### Stored items
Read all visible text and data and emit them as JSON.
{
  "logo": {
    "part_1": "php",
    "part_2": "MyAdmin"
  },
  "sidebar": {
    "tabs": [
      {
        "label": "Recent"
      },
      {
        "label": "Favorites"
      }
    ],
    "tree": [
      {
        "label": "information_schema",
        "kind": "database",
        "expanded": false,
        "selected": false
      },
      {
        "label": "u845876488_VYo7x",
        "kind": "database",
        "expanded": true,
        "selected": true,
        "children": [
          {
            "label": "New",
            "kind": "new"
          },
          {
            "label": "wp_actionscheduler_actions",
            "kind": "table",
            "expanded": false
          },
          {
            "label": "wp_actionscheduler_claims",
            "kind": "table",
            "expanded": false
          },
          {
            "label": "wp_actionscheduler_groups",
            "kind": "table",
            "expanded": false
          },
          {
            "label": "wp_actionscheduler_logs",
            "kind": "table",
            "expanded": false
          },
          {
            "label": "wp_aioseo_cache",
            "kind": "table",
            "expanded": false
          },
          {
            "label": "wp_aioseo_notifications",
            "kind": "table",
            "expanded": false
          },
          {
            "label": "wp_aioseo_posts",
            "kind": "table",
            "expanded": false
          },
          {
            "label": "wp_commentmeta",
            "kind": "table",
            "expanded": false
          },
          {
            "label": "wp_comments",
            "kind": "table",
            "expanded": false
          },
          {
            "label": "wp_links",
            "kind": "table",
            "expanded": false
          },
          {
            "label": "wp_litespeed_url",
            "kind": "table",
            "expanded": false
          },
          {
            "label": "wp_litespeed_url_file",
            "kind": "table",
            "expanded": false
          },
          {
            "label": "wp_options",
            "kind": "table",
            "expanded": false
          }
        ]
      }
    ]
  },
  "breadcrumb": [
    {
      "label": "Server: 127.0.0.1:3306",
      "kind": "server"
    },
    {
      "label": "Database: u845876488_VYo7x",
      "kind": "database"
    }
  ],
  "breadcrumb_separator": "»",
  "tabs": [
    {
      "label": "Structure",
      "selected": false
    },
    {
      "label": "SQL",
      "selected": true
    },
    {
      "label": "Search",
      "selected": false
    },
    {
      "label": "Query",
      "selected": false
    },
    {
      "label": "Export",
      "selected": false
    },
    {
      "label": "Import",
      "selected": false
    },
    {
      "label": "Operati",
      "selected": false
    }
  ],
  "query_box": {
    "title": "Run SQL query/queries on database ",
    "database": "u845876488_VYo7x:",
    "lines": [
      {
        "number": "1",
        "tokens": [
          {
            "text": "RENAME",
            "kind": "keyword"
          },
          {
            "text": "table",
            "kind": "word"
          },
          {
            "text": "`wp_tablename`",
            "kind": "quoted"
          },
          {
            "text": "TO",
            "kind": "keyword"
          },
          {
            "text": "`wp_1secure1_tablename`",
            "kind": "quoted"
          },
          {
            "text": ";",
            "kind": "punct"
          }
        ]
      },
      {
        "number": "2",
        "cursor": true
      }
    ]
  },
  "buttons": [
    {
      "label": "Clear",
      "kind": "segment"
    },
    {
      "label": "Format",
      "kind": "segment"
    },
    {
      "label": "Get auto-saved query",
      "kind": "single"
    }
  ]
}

### Exercise instructions
Select and copy every line of the material that holds the string "true".

### Complete output
        "expanded": true,
        "selected": true,
      "selected": true
        "cursor": true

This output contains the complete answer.